__Exercise description__.
Using the listing below, select the lines with the word "sources" and copy them.

——————

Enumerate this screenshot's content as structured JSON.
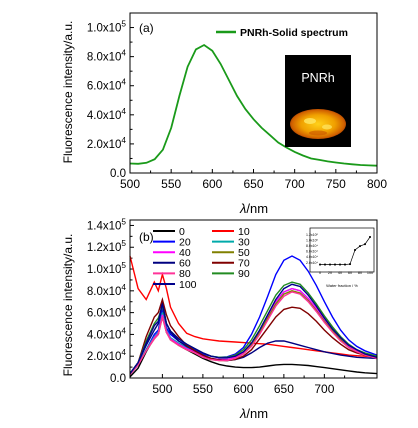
{
  "chart_data": [
    {
      "type": "line",
      "panel_label": "(a)",
      "xlabel_symbol": "λ",
      "xlabel_unit": "/nm",
      "ylabel": "Fluorescence intensity/a.u.",
      "xlim": [
        500,
        800
      ],
      "ylim": [
        0,
        110000
      ],
      "x_ticks": [
        "500",
        "550",
        "600",
        "650",
        "700",
        "750",
        "800"
      ],
      "y_ticks": [
        {
          "mant": "0.0",
          "exp": ""
        },
        {
          "mant": "2.0x10",
          "exp": "4"
        },
        {
          "mant": "4.0x10",
          "exp": "4"
        },
        {
          "mant": "6.0x10",
          "exp": "4"
        },
        {
          "mant": "8.0x10",
          "exp": "4"
        },
        {
          "mant": "1.0x10",
          "exp": "5"
        }
      ],
      "legend_position": "top-right",
      "inset_image_label": "PNRh",
      "series": [
        {
          "name": "PNRh-Solid spectrum",
          "color": "#1a9a1a",
          "x": [
            500,
            510,
            520,
            530,
            540,
            550,
            560,
            570,
            580,
            590,
            600,
            610,
            620,
            630,
            640,
            650,
            660,
            670,
            680,
            690,
            700,
            710,
            720,
            730,
            740,
            750,
            760,
            770,
            780,
            790,
            800
          ],
          "y": [
            6500,
            6300,
            7000,
            9500,
            16000,
            31000,
            53000,
            73000,
            85000,
            88000,
            84000,
            75000,
            64000,
            53000,
            44000,
            37000,
            31000,
            26000,
            21000,
            17500,
            14500,
            12000,
            10000,
            9000,
            8000,
            7200,
            6500,
            6000,
            5500,
            5200,
            5000
          ]
        }
      ]
    },
    {
      "type": "line",
      "panel_label": "(b)",
      "xlabel_symbol": "λ",
      "xlabel_unit": "/nm",
      "ylabel": "Fluorescence intensity/a.u.",
      "xlim": [
        460,
        765
      ],
      "ylim": [
        0,
        145000
      ],
      "x_ticks": [
        "500",
        "550",
        "600",
        "650",
        "700"
      ],
      "y_ticks": [
        {
          "mant": "0.0",
          "exp": ""
        },
        {
          "mant": "2.0x10",
          "exp": "4"
        },
        {
          "mant": "4.0x10",
          "exp": "4"
        },
        {
          "mant": "6.0x10",
          "exp": "4"
        },
        {
          "mant": "8.0x10",
          "exp": "4"
        },
        {
          "mant": "1.0x10",
          "exp": "5"
        },
        {
          "mant": "1.2x10",
          "exp": "5"
        },
        {
          "mant": "1.4x10",
          "exp": "5"
        }
      ],
      "legend_position": "top-left",
      "x": [
        460,
        470,
        480,
        490,
        495,
        500,
        505,
        510,
        520,
        530,
        540,
        550,
        560,
        570,
        580,
        590,
        600,
        610,
        620,
        630,
        640,
        650,
        660,
        670,
        680,
        690,
        700,
        710,
        720,
        730,
        740,
        750,
        765
      ],
      "series": [
        {
          "name": "0",
          "color": "#000000",
          "y": [
            1000,
            9000,
            24000,
            37000,
            40000,
            60000,
            42000,
            36000,
            30000,
            26000,
            22000,
            18000,
            15000,
            12500,
            11000,
            10000,
            9500,
            9500,
            10000,
            11000,
            12000,
            12500,
            12500,
            12000,
            11500,
            10500,
            9500,
            8500,
            7500,
            6500,
            5500,
            4800,
            4000
          ]
        },
        {
          "name": "10",
          "color": "#ff0000",
          "y": [
            112000,
            82000,
            72000,
            88000,
            80000,
            95000,
            82000,
            65000,
            50000,
            41000,
            38000,
            36000,
            35000,
            34000,
            33500,
            33000,
            32500,
            32000,
            31500,
            31000,
            30000,
            29000,
            28000,
            27000,
            26000,
            25000,
            24000,
            23000,
            22000,
            21000,
            20500,
            20000,
            19000
          ]
        },
        {
          "name": "20",
          "color": "#0000ff",
          "y": [
            3000,
            12000,
            26000,
            40000,
            44000,
            64000,
            46000,
            40000,
            34000,
            30000,
            26000,
            22000,
            20000,
            19000,
            19500,
            22000,
            28000,
            40000,
            56000,
            75000,
            95000,
            108000,
            112000,
            108000,
            98000,
            85000,
            70000,
            56000,
            44000,
            35000,
            29000,
            25000,
            21000
          ]
        },
        {
          "name": "30",
          "color": "#00aaaa",
          "y": [
            3000,
            12000,
            26000,
            38000,
            42000,
            60000,
            44000,
            37000,
            32000,
            28000,
            25000,
            21000,
            18000,
            17000,
            17000,
            19000,
            23000,
            31000,
            43000,
            57000,
            70000,
            79000,
            82000,
            80000,
            73000,
            64000,
            54000,
            44000,
            36000,
            29000,
            25000,
            22000,
            19000
          ]
        },
        {
          "name": "40",
          "color": "#ff00ff",
          "y": [
            3000,
            12000,
            25000,
            37000,
            41000,
            58000,
            43000,
            36000,
            31000,
            27000,
            24000,
            20000,
            18000,
            17000,
            17000,
            19000,
            23000,
            31000,
            43000,
            57000,
            70000,
            79000,
            82000,
            80000,
            73000,
            64000,
            54000,
            44000,
            36000,
            29000,
            25000,
            22000,
            19000
          ]
        },
        {
          "name": "50",
          "color": "#808000",
          "y": [
            3000,
            12000,
            25000,
            36000,
            40000,
            56000,
            42000,
            35000,
            30000,
            26000,
            23000,
            19000,
            17000,
            16000,
            16000,
            18000,
            22000,
            30000,
            42000,
            55000,
            68000,
            77000,
            80000,
            78000,
            71000,
            62000,
            52000,
            43000,
            35000,
            28000,
            24000,
            21000,
            18000
          ]
        },
        {
          "name": "60",
          "color": "#000080",
          "y": [
            4000,
            14000,
            30000,
            44000,
            50000,
            70000,
            50000,
            42000,
            34000,
            29000,
            25000,
            21000,
            18000,
            16500,
            16000,
            17000,
            19000,
            23000,
            28000,
            32000,
            34000,
            34000,
            32000,
            30000,
            28000,
            26000,
            24000,
            22500,
            21000,
            20000,
            19000,
            18500,
            18000
          ]
        },
        {
          "name": "70",
          "color": "#800000",
          "y": [
            4000,
            14000,
            38000,
            56000,
            60000,
            72000,
            58000,
            48000,
            38000,
            30000,
            25000,
            21000,
            18000,
            16500,
            16000,
            17000,
            20000,
            26000,
            36000,
            46000,
            56000,
            63000,
            65000,
            64000,
            59000,
            52000,
            44000,
            37000,
            31000,
            26000,
            23000,
            21000,
            19000
          ]
        },
        {
          "name": "80",
          "color": "#ff3399",
          "y": [
            3000,
            12000,
            25000,
            36000,
            40000,
            56000,
            42000,
            35000,
            30000,
            26000,
            23000,
            19000,
            17000,
            16000,
            16000,
            18000,
            22000,
            29000,
            40000,
            53000,
            66000,
            75000,
            79000,
            77000,
            70000,
            61000,
            51000,
            42000,
            34000,
            28000,
            24000,
            21000,
            18000
          ]
        },
        {
          "name": "90",
          "color": "#228b22",
          "y": [
            4000,
            14000,
            34000,
            50000,
            55000,
            66000,
            50000,
            43000,
            36000,
            31000,
            27000,
            23000,
            20000,
            19000,
            19000,
            21000,
            26000,
            35000,
            48000,
            62000,
            76000,
            85000,
            88000,
            86000,
            78000,
            68000,
            57000,
            47000,
            38000,
            31000,
            26000,
            23000,
            20000
          ]
        },
        {
          "name": "100",
          "color": "#00008b",
          "y": [
            4000,
            14000,
            32000,
            48000,
            52000,
            68000,
            50000,
            43000,
            36000,
            31000,
            27000,
            23000,
            20000,
            18500,
            18500,
            20000,
            24000,
            32000,
            44000,
            58000,
            72000,
            82000,
            86000,
            84000,
            76000,
            66000,
            55000,
            45000,
            37000,
            30000,
            26000,
            22000,
            19000
          ]
        }
      ],
      "inset": {
        "type": "line",
        "xlabel": "Water fraction / %",
        "x_ticks": [
          "0",
          "20",
          "40",
          "60",
          "80",
          "100"
        ],
        "y_ticks": [
          "2.0x10⁴",
          "4.0x10⁴",
          "6.0x10⁴",
          "8.0x10⁴",
          "1.0x10⁵",
          "1.2x10⁵"
        ],
        "xlim": [
          0,
          100
        ],
        "ylim": [
          0,
          130000
        ],
        "x": [
          0,
          10,
          20,
          30,
          40,
          50,
          60,
          70,
          80,
          90,
          100
        ],
        "y": [
          12500,
          12500,
          12500,
          12500,
          12500,
          12500,
          14000,
          65000,
          79000,
          86000,
          112000
        ]
      }
    }
  ]
}
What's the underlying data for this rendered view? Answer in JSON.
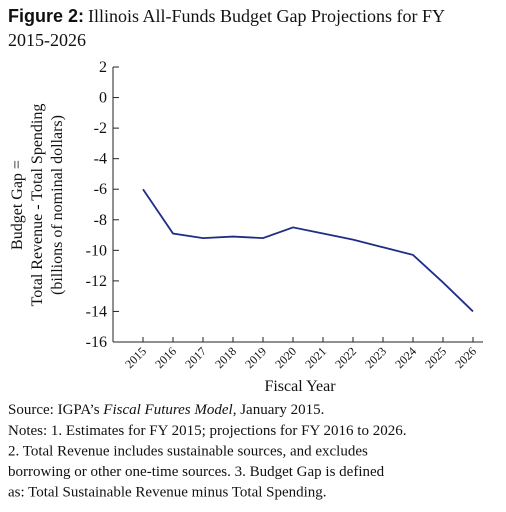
{
  "chart_data": {
    "type": "line",
    "figure_label": "Figure 2:",
    "title": "Illinois All-Funds Budget Gap Projections for FY",
    "title_line2": "2015-2026",
    "ylabel": [
      "Budget Gap =",
      "Total Revenue - Total Spending",
      "(billions of nominal dollars)"
    ],
    "xlabel": "Fiscal Year",
    "categories": [
      "2015",
      "2016",
      "2017",
      "2018",
      "2019",
      "2020",
      "2021",
      "2022",
      "2023",
      "2024",
      "2025",
      "2026"
    ],
    "series": [
      {
        "name": "Budget Gap",
        "color": "#1f2d86",
        "values": [
          -6,
          -8.9,
          -9.2,
          -9.1,
          -9.2,
          -8.5,
          -8.9,
          -9.3,
          -9.8,
          -10.3,
          -12.1,
          -14.0
        ]
      }
    ],
    "ylim": [
      -16,
      2
    ],
    "yticks": [
      {
        "value": 2,
        "label": "2"
      },
      {
        "value": 0,
        "label": "0"
      },
      {
        "value": -2,
        "label": "-2"
      },
      {
        "value": -4,
        "label": "-4"
      },
      {
        "value": -6,
        "label": "-6"
      },
      {
        "value": -8,
        "label": "-8"
      },
      {
        "value": -10,
        "label": "-10"
      },
      {
        "value": -12,
        "label": "-12"
      },
      {
        "value": -14,
        "label": "-14"
      },
      {
        "value": -16,
        "label": "-16"
      }
    ],
    "source": [
      "Source: IGPA’s ",
      "Fiscal Futures Model",
      ", January 2015."
    ],
    "notes": [
      "Notes: 1. Estimates for FY 2015; projections for FY 2016 to 2026.",
      "2. Total Revenue includes sustainable sources, and excludes",
      "borrowing or other one-time sources. 3. Budget Gap is defined",
      "as: Total Sustainable Revenue minus Total Spending."
    ]
  }
}
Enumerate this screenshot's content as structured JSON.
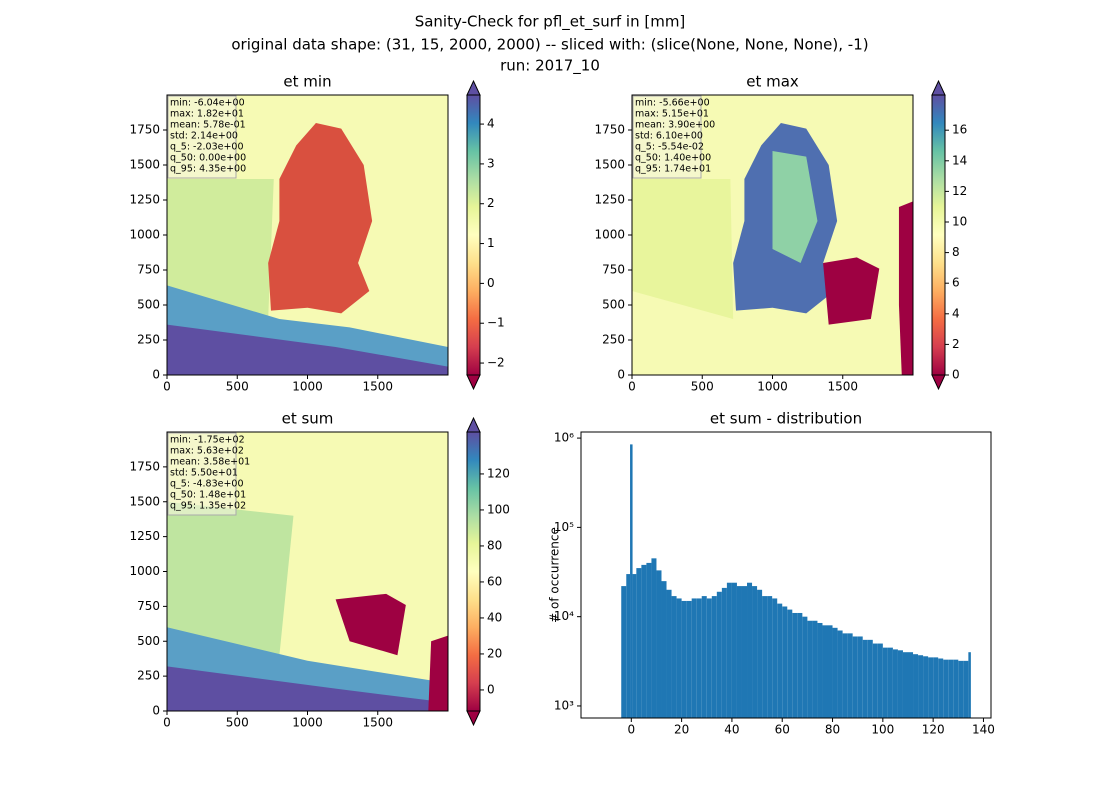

——————

__Result below__.
      "2. Total Revenue includes sustainable sources, and excludes",
      "borrowing or other one-time sources. 3. Budget Gap is defined",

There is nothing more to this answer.